▶ **Transcribed page data**
==*==

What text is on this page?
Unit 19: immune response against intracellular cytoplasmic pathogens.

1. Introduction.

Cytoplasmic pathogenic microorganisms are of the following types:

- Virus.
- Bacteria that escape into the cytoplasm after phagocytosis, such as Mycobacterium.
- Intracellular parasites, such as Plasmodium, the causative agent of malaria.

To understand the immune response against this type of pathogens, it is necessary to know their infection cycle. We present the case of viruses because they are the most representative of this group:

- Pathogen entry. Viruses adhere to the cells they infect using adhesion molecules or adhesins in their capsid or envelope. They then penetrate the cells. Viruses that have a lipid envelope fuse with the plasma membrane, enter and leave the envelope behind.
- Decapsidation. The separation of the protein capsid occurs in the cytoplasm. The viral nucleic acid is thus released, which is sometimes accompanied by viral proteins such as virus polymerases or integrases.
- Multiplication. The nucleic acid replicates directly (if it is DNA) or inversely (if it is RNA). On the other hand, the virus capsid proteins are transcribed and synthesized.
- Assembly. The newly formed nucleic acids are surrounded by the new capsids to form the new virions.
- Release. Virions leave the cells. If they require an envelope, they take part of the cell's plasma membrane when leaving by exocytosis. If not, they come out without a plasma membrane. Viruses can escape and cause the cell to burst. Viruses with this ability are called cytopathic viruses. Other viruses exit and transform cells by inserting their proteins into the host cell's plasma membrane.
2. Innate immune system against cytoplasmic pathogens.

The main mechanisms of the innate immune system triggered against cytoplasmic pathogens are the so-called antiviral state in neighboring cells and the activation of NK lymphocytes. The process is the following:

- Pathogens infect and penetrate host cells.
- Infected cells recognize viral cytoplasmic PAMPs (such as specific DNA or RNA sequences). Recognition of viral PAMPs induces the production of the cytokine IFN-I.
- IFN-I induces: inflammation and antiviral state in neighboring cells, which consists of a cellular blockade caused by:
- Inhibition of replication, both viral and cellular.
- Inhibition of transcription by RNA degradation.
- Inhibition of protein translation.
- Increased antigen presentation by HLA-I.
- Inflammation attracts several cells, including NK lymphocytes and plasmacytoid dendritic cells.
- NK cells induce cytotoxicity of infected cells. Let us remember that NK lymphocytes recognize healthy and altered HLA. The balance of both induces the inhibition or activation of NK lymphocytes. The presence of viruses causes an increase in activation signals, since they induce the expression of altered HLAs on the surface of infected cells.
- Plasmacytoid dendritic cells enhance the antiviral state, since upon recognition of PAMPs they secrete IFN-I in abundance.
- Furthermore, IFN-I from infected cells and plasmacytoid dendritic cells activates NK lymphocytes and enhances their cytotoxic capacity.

==*==

▶ **WHAT IS BEING ASKED**
Whenever the string "following" shows up in a line of the entries, copy that line.

▶ **ANSWER TO THIS PROBLEM**
Cytoplasmic pathogenic microorganisms are of the following types:
The main mechanisms of the innate immune system triggered against cytoplasmic pathogens are the so-called antiviral state in neighboring cells and the activation of NK lymphocytes. The process is the following:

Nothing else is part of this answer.